>>

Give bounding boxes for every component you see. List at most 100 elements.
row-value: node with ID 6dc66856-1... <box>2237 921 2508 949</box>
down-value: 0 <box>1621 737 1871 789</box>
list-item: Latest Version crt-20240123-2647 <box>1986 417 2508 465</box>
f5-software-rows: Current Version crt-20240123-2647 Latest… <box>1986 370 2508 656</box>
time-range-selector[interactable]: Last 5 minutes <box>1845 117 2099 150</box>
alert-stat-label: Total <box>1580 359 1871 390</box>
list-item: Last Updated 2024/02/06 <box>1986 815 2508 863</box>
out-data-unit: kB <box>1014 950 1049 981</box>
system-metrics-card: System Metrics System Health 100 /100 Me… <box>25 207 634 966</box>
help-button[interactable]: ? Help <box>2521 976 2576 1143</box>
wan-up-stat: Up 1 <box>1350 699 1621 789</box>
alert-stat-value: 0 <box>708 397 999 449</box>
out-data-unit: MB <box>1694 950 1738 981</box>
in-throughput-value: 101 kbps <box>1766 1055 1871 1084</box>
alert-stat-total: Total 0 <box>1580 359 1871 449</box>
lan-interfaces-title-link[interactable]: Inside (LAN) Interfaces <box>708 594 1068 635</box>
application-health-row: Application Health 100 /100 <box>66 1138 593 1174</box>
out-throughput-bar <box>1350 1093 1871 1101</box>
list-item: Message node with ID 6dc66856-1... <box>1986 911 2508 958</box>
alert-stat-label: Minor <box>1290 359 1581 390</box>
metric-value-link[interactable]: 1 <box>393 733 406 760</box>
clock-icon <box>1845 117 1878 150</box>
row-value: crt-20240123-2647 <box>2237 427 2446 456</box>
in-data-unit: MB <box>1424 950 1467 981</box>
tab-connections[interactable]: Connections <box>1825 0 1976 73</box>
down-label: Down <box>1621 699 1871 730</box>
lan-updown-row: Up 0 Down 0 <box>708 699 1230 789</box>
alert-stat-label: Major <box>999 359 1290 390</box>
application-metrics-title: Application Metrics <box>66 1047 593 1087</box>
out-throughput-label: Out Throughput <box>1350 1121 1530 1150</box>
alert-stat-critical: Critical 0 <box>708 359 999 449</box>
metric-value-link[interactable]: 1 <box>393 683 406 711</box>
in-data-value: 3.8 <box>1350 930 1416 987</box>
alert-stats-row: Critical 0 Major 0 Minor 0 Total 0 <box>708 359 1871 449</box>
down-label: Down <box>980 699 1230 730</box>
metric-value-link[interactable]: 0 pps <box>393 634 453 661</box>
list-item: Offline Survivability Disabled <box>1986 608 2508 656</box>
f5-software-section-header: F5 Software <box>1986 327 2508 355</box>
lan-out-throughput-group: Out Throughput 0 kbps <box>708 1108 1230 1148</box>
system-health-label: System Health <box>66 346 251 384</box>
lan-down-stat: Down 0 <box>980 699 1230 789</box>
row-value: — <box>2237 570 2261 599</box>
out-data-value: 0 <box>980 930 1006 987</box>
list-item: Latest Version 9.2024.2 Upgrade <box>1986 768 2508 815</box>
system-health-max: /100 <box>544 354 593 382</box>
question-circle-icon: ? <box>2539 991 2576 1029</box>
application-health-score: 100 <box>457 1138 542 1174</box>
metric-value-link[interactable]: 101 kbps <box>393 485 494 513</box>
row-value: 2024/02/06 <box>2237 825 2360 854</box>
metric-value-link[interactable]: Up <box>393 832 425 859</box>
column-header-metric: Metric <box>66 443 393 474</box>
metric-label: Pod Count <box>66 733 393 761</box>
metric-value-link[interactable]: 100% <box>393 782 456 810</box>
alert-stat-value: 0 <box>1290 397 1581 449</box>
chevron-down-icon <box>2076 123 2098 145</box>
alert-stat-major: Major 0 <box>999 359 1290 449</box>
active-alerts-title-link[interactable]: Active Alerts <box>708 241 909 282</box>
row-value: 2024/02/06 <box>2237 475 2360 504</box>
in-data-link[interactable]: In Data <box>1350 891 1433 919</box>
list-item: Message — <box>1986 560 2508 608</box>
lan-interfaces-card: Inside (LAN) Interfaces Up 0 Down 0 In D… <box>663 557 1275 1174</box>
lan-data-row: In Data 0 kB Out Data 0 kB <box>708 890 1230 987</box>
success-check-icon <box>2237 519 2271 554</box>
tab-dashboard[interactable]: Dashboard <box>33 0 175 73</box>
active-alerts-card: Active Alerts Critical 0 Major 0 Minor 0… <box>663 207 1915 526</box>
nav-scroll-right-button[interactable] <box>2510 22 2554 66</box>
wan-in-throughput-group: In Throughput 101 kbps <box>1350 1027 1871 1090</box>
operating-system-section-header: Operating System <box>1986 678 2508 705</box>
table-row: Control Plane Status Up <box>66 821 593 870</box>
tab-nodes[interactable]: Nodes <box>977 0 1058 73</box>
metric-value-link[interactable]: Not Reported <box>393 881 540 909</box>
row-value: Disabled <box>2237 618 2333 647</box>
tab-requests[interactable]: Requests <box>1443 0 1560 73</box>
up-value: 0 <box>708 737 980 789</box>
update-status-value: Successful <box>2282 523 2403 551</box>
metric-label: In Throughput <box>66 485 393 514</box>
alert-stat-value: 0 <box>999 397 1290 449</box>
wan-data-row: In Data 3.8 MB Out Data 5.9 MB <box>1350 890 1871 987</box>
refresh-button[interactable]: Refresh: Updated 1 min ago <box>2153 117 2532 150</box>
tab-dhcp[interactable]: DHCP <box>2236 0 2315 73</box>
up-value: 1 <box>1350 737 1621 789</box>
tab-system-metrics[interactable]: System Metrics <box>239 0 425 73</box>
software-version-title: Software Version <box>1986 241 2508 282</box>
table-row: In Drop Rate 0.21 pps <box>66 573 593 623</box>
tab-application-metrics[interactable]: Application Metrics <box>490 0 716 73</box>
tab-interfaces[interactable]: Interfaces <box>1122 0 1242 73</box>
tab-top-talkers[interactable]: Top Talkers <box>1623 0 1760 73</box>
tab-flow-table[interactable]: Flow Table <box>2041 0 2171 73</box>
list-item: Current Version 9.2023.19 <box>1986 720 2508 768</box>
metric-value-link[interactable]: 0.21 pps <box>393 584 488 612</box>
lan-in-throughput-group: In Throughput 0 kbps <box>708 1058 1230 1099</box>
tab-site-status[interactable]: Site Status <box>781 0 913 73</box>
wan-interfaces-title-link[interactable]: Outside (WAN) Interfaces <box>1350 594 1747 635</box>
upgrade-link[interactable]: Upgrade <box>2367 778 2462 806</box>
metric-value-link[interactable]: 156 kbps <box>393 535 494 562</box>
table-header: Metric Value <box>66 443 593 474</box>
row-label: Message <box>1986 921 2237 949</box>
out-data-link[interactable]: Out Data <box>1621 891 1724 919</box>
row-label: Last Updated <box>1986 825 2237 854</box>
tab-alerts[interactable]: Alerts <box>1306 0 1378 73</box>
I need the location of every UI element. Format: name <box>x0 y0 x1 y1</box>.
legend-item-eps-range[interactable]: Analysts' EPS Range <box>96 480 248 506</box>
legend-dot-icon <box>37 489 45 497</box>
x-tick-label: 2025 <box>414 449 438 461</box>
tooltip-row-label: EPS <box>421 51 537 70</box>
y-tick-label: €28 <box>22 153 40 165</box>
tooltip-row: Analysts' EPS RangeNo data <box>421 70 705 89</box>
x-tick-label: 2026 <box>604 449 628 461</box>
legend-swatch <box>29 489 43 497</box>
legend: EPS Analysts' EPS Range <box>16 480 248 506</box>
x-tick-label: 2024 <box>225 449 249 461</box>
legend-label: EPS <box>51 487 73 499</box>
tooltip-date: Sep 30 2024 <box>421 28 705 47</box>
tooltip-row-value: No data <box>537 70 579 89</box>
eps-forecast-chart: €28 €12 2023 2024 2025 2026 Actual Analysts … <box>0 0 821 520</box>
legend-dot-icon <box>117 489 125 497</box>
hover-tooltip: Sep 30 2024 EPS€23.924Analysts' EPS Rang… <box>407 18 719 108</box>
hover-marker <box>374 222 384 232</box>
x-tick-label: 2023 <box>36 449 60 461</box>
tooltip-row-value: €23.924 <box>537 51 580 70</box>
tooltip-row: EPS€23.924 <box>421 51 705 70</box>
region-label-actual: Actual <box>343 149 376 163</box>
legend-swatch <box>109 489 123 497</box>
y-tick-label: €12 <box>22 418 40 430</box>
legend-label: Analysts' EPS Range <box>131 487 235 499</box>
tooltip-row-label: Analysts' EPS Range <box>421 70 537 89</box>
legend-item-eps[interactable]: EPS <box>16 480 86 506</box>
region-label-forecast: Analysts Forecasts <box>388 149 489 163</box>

<<

• **What the task requires**: Update the records from their start through the line that contains "out-data-unit: kB <box>1014" by replacing "Latest Version" with "Newest Version", and give back only those lines with nothing else changed.

• **Correct answer**:
Give bounding boxes for every component you see. List at most 100 elements.
row-value: node with ID 6dc66856-1... <box>2237 921 2508 949</box>
down-value: 0 <box>1621 737 1871 789</box>
list-item: Newest Version crt-20240123-2647 <box>1986 417 2508 465</box>
f5-software-rows: Current Version crt-20240123-2647 Latest… <box>1986 370 2508 656</box>
time-range-selector[interactable]: Last 5 minutes <box>1845 117 2099 150</box>
alert-stat-label: Total <box>1580 359 1871 390</box>
list-item: Last Updated 2024/02/06 <box>1986 815 2508 863</box>
out-data-unit: kB <box>1014 950 1049 981</box>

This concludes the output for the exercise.